Excerpted data:
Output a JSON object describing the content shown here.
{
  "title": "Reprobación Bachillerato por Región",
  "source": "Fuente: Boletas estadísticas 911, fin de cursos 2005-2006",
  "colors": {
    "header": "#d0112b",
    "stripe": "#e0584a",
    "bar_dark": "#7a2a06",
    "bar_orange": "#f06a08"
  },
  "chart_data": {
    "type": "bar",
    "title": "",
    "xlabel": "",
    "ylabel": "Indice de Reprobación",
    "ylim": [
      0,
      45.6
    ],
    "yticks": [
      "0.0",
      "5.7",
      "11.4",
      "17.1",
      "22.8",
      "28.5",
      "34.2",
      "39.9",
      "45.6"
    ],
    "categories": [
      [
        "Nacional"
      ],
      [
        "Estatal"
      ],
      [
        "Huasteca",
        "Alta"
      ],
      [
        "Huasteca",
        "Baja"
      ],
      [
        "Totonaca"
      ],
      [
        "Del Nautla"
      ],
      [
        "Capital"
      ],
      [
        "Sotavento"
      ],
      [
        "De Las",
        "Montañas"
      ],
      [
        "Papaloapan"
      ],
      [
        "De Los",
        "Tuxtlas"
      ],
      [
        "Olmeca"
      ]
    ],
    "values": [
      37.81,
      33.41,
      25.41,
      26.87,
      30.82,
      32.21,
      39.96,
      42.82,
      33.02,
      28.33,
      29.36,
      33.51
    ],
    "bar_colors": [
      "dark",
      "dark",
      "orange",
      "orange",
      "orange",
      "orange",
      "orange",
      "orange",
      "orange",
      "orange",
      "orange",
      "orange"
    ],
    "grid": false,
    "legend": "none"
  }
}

...

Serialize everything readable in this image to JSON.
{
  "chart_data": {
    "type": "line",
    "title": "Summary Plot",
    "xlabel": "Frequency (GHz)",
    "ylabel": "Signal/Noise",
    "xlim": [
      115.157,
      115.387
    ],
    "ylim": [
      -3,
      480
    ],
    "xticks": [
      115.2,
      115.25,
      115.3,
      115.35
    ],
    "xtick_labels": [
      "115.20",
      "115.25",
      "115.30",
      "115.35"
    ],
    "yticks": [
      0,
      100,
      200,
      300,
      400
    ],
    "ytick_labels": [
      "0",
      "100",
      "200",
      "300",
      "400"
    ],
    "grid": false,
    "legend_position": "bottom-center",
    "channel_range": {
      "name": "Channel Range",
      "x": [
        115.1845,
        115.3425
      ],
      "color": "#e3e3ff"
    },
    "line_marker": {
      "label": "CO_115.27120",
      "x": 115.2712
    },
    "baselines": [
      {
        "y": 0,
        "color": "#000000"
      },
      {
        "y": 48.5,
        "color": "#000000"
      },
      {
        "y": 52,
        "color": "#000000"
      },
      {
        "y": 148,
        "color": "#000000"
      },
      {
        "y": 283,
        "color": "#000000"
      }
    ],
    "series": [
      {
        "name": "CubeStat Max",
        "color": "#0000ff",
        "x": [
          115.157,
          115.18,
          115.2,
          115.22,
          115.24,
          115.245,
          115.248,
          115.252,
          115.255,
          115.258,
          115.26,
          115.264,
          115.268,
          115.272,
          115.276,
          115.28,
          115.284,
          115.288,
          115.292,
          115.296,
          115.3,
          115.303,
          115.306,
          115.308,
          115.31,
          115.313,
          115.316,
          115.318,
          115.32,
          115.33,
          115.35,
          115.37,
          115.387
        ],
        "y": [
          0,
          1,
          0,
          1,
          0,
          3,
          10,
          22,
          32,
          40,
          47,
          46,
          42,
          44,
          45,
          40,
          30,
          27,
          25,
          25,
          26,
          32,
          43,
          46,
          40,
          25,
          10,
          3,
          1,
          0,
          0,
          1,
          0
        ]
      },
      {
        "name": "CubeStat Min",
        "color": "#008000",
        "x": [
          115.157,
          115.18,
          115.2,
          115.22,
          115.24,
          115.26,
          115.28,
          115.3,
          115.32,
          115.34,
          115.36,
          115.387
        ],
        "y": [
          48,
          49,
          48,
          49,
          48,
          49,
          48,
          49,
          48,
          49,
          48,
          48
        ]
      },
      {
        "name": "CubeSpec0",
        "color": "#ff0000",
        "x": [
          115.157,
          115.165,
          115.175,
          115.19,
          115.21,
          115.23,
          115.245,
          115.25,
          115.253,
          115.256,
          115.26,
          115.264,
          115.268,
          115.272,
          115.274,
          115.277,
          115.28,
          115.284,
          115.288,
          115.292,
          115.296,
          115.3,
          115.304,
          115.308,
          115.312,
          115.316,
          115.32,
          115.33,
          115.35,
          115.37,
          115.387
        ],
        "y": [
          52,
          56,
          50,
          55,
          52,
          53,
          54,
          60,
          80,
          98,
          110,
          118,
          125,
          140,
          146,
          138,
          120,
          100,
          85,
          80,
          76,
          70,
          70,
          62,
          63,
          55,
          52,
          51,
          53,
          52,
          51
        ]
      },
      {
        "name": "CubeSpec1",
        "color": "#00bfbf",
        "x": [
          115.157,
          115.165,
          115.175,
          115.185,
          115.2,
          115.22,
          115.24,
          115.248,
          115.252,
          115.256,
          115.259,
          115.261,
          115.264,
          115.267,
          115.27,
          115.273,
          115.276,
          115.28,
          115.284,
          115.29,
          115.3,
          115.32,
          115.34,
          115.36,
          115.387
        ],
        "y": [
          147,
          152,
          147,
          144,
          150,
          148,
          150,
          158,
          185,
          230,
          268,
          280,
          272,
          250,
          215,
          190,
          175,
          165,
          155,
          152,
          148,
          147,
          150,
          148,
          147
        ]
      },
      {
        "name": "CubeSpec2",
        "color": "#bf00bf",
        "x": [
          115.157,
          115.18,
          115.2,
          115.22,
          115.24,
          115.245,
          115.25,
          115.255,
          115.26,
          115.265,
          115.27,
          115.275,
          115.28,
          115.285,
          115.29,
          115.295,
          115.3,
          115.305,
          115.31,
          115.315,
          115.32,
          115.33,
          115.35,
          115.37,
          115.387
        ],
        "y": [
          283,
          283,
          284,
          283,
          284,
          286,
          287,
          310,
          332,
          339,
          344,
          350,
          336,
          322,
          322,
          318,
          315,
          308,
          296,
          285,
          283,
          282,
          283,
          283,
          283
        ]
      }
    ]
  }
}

* * *

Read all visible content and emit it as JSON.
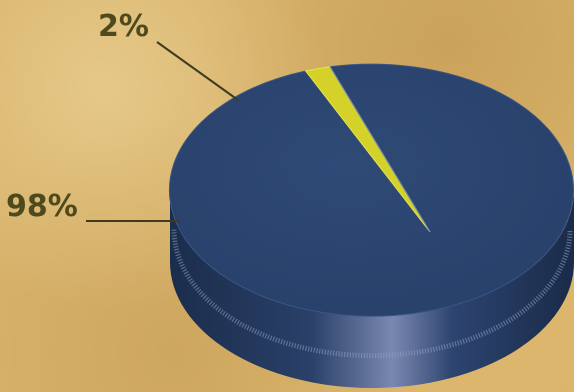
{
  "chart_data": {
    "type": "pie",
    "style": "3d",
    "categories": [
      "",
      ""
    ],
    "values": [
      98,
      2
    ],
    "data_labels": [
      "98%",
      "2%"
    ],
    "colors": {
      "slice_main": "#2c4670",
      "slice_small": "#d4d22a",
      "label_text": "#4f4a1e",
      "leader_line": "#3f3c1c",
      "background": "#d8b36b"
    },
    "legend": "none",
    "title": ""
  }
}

Aim: Reply with one number only: the count of lines in the entries that contain "name".

Final result: 6